● PROMPT
Exactly reproduce each entry, leaving out nothing.

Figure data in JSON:
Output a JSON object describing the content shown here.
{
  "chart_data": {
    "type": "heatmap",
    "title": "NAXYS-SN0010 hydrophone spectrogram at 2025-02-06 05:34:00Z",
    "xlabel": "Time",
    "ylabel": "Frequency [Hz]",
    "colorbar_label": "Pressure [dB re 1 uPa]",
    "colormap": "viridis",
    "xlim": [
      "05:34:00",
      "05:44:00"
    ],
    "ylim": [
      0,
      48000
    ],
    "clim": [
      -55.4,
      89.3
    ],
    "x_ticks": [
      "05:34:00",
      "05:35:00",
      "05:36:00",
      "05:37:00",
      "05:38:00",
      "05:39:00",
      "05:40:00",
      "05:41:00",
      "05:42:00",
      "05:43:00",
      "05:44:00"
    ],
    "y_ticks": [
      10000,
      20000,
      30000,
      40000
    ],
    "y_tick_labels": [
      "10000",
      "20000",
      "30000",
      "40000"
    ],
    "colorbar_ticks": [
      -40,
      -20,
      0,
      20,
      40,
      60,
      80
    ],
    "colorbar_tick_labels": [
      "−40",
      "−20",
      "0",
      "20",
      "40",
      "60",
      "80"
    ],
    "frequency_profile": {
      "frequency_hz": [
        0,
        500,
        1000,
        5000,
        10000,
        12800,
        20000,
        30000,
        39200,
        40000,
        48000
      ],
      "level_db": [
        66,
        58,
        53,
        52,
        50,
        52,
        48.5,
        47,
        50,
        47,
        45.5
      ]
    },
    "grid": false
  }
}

● TASK RESPONSE
Output a JSON object describing the content shown here.
{
  "chart_data": {
    "type": "heatmap",
    "title": "NAXYS-SN0010 hydrophone spectrogram at 2025-02-06 05:34:00Z",
    "xlabel": "Time",
    "ylabel": "Frequency [Hz]",
    "colorbar_label": "Pressure [dB re 1 uPa]",
    "colormap": "viridis",
    "xlim": [
      "05:34:00",
      "05:44:00"
    ],
    "ylim": [
      0,
      48000
    ],
    "clim": [
      -55.4,
      89.3
    ],
    "x_ticks": [
      "05:34:00",
      "05:35:00",
      "05:36:00",
      "05:37:00",
      "05:38:00",
      "05:39:00",
      "05:40:00",
      "05:41:00",
      "05:42:00",
      "05:43:00",
      "05:44:00"
    ],
    "y_ticks": [
      10000,
      20000,
      30000,
      40000
    ],
    "y_tick_labels": [
      "10000",
      "20000",
      "30000",
      "40000"
    ],
    "colorbar_ticks": [
      -40,
      -20,
      0,
      20,
      40,
      60,
      80
    ],
    "colorbar_tick_labels": [
      "−40",
      "−20",
      "0",
      "20",
      "40",
      "60",
      "80"
    ],
    "frequency_profile": {
      "frequency_hz": [
        0,
        500,
        1000,
        5000,
        10000,
        12800,
        20000,
        30000,
        39200,
        40000,
        48000
      ],
      "level_db": [
        66,
        58,
        53,
        52,
        50,
        52,
        48.5,
        47,
        50,
        47,
        45.5
      ]
    },
    "grid": false
  }
}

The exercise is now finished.